◆ **REQUIRED TASK**
Every line must be returned precisely as it is written.
++++++++++
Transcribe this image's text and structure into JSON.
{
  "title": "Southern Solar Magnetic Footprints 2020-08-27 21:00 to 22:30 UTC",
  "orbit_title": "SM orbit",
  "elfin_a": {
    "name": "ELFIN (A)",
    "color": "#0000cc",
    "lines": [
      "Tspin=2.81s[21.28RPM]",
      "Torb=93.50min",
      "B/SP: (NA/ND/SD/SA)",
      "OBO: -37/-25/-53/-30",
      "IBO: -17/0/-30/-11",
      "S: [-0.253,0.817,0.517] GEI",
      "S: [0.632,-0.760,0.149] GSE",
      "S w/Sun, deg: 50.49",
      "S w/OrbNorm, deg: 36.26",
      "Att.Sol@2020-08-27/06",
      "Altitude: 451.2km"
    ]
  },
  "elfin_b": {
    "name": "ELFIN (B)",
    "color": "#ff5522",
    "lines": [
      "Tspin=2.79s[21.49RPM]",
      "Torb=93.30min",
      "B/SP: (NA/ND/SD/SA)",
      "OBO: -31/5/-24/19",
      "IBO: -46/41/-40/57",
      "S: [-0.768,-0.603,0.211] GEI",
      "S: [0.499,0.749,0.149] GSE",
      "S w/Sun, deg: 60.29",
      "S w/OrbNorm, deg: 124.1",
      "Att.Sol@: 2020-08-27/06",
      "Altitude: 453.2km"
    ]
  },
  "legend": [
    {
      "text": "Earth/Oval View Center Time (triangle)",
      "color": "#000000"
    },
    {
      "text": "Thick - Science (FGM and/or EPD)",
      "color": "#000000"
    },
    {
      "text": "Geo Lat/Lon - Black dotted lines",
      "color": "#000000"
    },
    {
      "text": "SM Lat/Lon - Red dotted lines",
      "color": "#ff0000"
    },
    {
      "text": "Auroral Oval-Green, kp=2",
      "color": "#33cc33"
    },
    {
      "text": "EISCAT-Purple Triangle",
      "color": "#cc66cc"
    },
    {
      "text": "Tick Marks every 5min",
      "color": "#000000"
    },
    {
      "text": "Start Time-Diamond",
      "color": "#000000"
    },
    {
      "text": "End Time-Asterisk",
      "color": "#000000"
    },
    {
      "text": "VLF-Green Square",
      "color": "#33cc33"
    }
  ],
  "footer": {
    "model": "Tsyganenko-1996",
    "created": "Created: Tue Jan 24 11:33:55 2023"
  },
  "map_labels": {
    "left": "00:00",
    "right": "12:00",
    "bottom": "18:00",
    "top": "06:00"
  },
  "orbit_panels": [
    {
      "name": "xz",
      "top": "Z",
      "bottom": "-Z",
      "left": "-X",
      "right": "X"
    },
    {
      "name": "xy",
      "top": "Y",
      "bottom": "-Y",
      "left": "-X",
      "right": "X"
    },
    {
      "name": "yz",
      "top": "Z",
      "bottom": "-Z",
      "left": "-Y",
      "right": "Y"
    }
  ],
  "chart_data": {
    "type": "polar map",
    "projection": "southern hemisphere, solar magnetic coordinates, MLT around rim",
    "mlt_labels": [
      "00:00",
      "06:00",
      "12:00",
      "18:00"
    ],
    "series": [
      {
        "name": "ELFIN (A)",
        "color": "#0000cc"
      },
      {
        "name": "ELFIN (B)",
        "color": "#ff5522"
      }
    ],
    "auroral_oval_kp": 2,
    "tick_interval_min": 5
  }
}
++++++++++
◆ **TASK RESULT**
Transcribe this image's text and structure into JSON.
{
  "title": "Southern Solar Magnetic Footprints 2020-08-27 21:00 to 22:30 UTC",
  "orbit_title": "SM orbit",
  "elfin_a": {
    "name": "ELFIN (A)",
    "color": "#0000cc",
    "lines": [
      "Tspin=2.81s[21.28RPM]",
      "Torb=93.50min",
      "B/SP: (NA/ND/SD/SA)",
      "OBO: -37/-25/-53/-30",
      "IBO: -17/0/-30/-11",
      "S: [-0.253,0.817,0.517] GEI",
      "S: [0.632,-0.760,0.149] GSE",
      "S w/Sun, deg: 50.49",
      "S w/OrbNorm, deg: 36.26",
      "Att.Sol@2020-08-27/06",
      "Altitude: 451.2km"
    ]
  },
  "elfin_b": {
    "name": "ELFIN (B)",
    "color": "#ff5522",
    "lines": [
      "Tspin=2.79s[21.49RPM]",
      "Torb=93.30min",
      "B/SP: (NA/ND/SD/SA)",
      "OBO: -31/5/-24/19",
      "IBO: -46/41/-40/57",
      "S: [-0.768,-0.603,0.211] GEI",
      "S: [0.499,0.749,0.149] GSE",
      "S w/Sun, deg: 60.29",
      "S w/OrbNorm, deg: 124.1",
      "Att.Sol@: 2020-08-27/06",
      "Altitude: 453.2km"
    ]
  },
  "legend": [
    {
      "text": "Earth/Oval View Center Time (triangle)",
      "color": "#000000"
    },
    {
      "text": "Thick - Science (FGM and/or EPD)",
      "color": "#000000"
    },
    {
      "text": "Geo Lat/Lon - Black dotted lines",
      "color": "#000000"
    },
    {
      "text": "SM Lat/Lon - Red dotted lines",
      "color": "#ff0000"
    },
    {
      "text": "Auroral Oval-Green, kp=2",
      "color": "#33cc33"
    },
    {
      "text": "EISCAT-Purple Triangle",
      "color": "#cc66cc"
    },
    {
      "text": "Tick Marks every 5min",
      "color": "#000000"
    },
    {
      "text": "Start Time-Diamond",
      "color": "#000000"
    },
    {
      "text": "End Time-Asterisk",
      "color": "#000000"
    },
    {
      "text": "VLF-Green Square",
      "color": "#33cc33"
    }
  ],
  "footer": {
    "model": "Tsyganenko-1996",
    "created": "Created: Tue Jan 24 11:33:55 2023"
  },
  "map_labels": {
    "left": "00:00",
    "right": "12:00",
    "bottom": "18:00",
    "top": "06:00"
  },
  "orbit_panels": [
    {
      "name": "xz",
      "top": "Z",
      "bottom": "-Z",
      "left": "-X",
      "right": "X"
    },
    {
      "name": "xy",
      "top": "Y",
      "bottom": "-Y",
      "left": "-X",
      "right": "X"
    },
    {
      "name": "yz",
      "top": "Z",
      "bottom": "-Z",
      "left": "-Y",
      "right": "Y"
    }
  ],
  "chart_data": {
    "type": "polar map",
    "projection": "southern hemisphere, solar magnetic coordinates, MLT around rim",
    "mlt_labels": [
      "00:00",
      "06:00",
      "12:00",
      "18:00"
    ],
    "series": [
      {
        "name": "ELFIN (A)",
        "color": "#0000cc"
      },
      {
        "name": "ELFIN (B)",
        "color": "#ff5522"
      }
    ],
    "auroral_oval_kp": 2,
    "tick_interval_min": 5
  }
}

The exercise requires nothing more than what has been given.